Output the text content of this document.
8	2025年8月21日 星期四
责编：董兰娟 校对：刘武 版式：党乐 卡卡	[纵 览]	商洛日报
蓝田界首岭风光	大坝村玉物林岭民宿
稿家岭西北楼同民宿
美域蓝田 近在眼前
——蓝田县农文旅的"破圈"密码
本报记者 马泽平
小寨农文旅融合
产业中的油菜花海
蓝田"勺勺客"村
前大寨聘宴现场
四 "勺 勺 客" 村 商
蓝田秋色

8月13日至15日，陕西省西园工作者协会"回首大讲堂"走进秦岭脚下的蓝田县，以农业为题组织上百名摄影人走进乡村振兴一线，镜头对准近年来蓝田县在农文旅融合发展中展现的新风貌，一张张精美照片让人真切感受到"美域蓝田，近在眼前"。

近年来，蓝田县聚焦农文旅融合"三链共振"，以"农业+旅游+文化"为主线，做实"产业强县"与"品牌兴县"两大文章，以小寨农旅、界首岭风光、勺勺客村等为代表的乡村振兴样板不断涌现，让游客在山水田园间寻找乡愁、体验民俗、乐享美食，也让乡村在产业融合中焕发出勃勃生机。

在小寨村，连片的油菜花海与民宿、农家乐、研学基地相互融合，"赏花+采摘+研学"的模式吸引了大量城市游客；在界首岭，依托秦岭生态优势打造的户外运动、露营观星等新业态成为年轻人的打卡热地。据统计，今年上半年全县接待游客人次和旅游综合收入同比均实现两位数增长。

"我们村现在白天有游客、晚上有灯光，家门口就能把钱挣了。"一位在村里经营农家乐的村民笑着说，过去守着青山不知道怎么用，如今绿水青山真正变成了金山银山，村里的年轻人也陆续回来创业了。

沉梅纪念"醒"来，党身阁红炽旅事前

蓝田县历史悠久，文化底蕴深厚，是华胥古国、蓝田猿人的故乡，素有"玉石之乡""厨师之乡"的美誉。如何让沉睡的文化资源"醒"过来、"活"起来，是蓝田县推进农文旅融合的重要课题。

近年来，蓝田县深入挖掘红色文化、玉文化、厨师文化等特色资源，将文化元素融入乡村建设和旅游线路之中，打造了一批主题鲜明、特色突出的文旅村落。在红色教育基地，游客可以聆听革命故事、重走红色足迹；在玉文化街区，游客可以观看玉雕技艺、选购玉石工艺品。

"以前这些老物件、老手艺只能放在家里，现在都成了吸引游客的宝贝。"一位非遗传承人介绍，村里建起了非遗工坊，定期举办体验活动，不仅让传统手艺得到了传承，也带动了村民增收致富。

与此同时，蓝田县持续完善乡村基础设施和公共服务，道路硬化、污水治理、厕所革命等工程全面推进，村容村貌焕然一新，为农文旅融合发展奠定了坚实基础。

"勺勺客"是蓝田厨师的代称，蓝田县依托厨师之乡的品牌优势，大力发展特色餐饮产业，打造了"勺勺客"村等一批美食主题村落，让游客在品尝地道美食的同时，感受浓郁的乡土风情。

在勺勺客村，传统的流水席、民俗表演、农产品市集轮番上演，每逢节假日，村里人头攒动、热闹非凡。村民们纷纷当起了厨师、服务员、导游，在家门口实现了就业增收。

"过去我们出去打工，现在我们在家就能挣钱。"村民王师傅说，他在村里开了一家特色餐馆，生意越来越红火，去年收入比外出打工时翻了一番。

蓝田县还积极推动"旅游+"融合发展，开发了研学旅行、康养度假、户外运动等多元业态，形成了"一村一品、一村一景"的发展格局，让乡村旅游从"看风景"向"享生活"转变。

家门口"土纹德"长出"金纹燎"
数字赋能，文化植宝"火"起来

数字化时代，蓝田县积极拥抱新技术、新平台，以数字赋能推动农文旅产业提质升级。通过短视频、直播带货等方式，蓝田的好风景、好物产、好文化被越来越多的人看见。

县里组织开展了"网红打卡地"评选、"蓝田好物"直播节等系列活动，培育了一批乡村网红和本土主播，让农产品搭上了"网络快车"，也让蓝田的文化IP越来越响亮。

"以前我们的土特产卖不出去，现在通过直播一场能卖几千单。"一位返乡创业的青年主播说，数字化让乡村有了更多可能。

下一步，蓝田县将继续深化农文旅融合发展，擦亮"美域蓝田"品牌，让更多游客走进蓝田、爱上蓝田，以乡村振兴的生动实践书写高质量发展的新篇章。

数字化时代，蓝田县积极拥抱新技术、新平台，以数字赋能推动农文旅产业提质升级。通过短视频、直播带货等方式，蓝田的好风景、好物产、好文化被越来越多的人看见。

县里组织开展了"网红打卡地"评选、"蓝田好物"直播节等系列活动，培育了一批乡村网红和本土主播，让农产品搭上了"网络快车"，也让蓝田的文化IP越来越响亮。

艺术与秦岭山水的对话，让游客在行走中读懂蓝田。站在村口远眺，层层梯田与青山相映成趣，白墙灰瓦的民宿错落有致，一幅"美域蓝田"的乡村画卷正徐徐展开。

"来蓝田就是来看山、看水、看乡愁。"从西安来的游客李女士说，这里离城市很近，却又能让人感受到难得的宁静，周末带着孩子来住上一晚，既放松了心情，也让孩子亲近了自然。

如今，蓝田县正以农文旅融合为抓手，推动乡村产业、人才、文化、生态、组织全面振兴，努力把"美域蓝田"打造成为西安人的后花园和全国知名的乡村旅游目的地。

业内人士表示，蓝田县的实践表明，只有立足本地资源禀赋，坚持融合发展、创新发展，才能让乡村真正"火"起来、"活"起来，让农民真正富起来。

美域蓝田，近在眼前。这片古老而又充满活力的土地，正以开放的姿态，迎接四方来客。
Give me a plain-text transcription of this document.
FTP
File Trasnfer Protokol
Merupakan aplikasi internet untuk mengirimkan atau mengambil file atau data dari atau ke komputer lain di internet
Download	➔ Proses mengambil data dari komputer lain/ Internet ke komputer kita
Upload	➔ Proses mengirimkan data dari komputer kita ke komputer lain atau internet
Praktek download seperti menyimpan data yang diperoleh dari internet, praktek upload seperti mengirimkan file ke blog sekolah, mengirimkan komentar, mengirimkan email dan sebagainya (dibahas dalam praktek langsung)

What you should do:
Using the entries above, please restate each one word for word.

Finished answer:
Output the text content of this document.
8	2025年8月21日 星期四
责编：董兰娟 校对：刘武 版式：党乐 卡卡	[纵 览]	商洛日报
蓝田界首岭风光	大坝村玉物林岭民宿
稿家岭西北楼同民宿
美域蓝田 近在眼前
——蓝田县农文旅的"破圈"密码
本报记者 马泽平
小寨农文旅融合
产业中的油菜花海
蓝田"勺勺客"村
前大寨聘宴现场
四 "勺 勺 客" 村 商
蓝田秋色

8月13日至15日，陕西省西园工作者协会"回首大讲堂"走进秦岭脚下的蓝田县，以农业为题组织上百名摄影人走进乡村振兴一线，镜头对准近年来蓝田县在农文旅融合发展中展现的新风貌，一张张精美照片让人真切感受到"美域蓝田，近在眼前"。

近年来，蓝田县聚焦农文旅融合"三链共振"，以"农业+旅游+文化"为主线，做实"产业强县"与"品牌兴县"两大文章，以小寨农旅、界首岭风光、勺勺客村等为代表的乡村振兴样板不断涌现，让游客在山水田园间寻找乡愁、体验民俗、乐享美食，也让乡村在产业融合中焕发出勃勃生机。

在小寨村，连片的油菜花海与民宿、农家乐、研学基地相互融合，"赏花+采摘+研学"的模式吸引了大量城市游客；在界首岭，依托秦岭生态优势打造的户外运动、露营观星等新业态成为年轻人的打卡热地。据统计，今年上半年全县接待游客人次和旅游综合收入同比均实现两位数增长。

"我们村现在白天有游客、晚上有灯光，家门口就能把钱挣了。"一位在村里经营农家乐的村民笑着说，过去守着青山不知道怎么用，如今绿水青山真正变成了金山银山，村里的年轻人也陆续回来创业了。

沉梅纪念"醒"来，党身阁红炽旅事前

蓝田县历史悠久，文化底蕴深厚，是华胥古国、蓝田猿人的故乡，素有"玉石之乡""厨师之乡"的美誉。如何让沉睡的文化资源"醒"过来、"活"起来，是蓝田县推进农文旅融合的重要课题。

近年来，蓝田县深入挖掘红色文化、玉文化、厨师文化等特色资源，将文化元素融入乡村建设和旅游线路之中，打造了一批主题鲜明、特色突出的文旅村落。在红色教育基地，游客可以聆听革命故事、重走红色足迹；在玉文化街区，游客可以观看玉雕技艺、选购玉石工艺品。

"以前这些老物件、老手艺只能放在家里，现在都成了吸引游客的宝贝。"一位非遗传承人介绍，村里建起了非遗工坊，定期举办体验活动，不仅让传统手艺得到了传承，也带动了村民增收致富。

与此同时，蓝田县持续完善乡村基础设施和公共服务，道路硬化、污水治理、厕所革命等工程全面推进，村容村貌焕然一新，为农文旅融合发展奠定了坚实基础。

"勺勺客"是蓝田厨师的代称，蓝田县依托厨师之乡的品牌优势，大力发展特色餐饮产业，打造了"勺勺客"村等一批美食主题村落，让游客在品尝地道美食的同时，感受浓郁的乡土风情。

在勺勺客村，传统的流水席、民俗表演、农产品市集轮番上演，每逢节假日，村里人头攒动、热闹非凡。村民们纷纷当起了厨师、服务员、导游，在家门口实现了就业增收。

"过去我们出去打工，现在我们在家就能挣钱。"村民王师傅说，他在村里开了一家特色餐馆，生意越来越红火，去年收入比外出打工时翻了一番。

蓝田县还积极推动"旅游+"融合发展，开发了研学旅行、康养度假、户外运动等多元业态，形成了"一村一品、一村一景"的发展格局，让乡村旅游从"看风景"向"享生活"转变。

家门口"土纹德"长出"金纹燎"
数字赋能，文化植宝"火"起来

数字化时代，蓝田县积极拥抱新技术、新平台，以数字赋能推动农文旅产业提质升级。通过短视频、直播带货等方式，蓝田的好风景、好物产、好文化被越来越多的人看见。

县里组织开展了"网红打卡地"评选、"蓝田好物"直播节等系列活动，培育了一批乡村网红和本土主播，让农产品搭上了"网络快车"，也让蓝田的文化IP越来越响亮。

"以前我们的土特产卖不出去，现在通过直播一场能卖几千单。"一位返乡创业的青年主播说，数字化让乡村有了更多可能。

下一步，蓝田县将继续深化农文旅融合发展，擦亮"美域蓝田"品牌，让更多游客走进蓝田、爱上蓝田，以乡村振兴的生动实践书写高质量发展的新篇章。

数字化时代，蓝田县积极拥抱新技术、新平台，以数字赋能推动农文旅产业提质升级。通过短视频、直播带货等方式，蓝田的好风景、好物产、好文化被越来越多的人看见。

县里组织开展了"网红打卡地"评选、"蓝田好物"直播节等系列活动，培育了一批乡村网红和本土主播，让农产品搭上了"网络快车"，也让蓝田的文化IP越来越响亮。

艺术与秦岭山水的对话，让游客在行走中读懂蓝田。站在村口远眺，层层梯田与青山相映成趣，白墙灰瓦的民宿错落有致，一幅"美域蓝田"的乡村画卷正徐徐展开。

"来蓝田就是来看山、看水、看乡愁。"从西安来的游客李女士说，这里离城市很近，却又能让人感受到难得的宁静，周末带着孩子来住上一晚，既放松了心情，也让孩子亲近了自然。

如今，蓝田县正以农文旅融合为抓手，推动乡村产业、人才、文化、生态、组织全面振兴，努力把"美域蓝田"打造成为西安人的后花园和全国知名的乡村旅游目的地。

业内人士表示，蓝田县的实践表明，只有立足本地资源禀赋，坚持融合发展、创新发展，才能让乡村真正"火"起来、"活"起来，让农民真正富起来。

美域蓝田，近在眼前。这片古老而又充满活力的土地，正以开放的姿态，迎接四方来客。
Give me a plain-text transcription of this document.
FTP
File Trasnfer Protokol
Merupakan aplikasi internet untuk mengirimkan atau mengambil file atau data dari atau ke komputer lain di internet
Download	➔ Proses mengambil data dari komputer lain/ Internet ke komputer kita
Upload	➔ Proses mengirimkan data dari komputer kita ke komputer lain atau internet
Praktek download seperti menyimpan data yang diperoleh dari internet, praktek upload seperti mengirimkan file ke blog sekolah, mengirimkan komentar, mengirimkan email dan sebagainya (dibahas dalam praktek langsung)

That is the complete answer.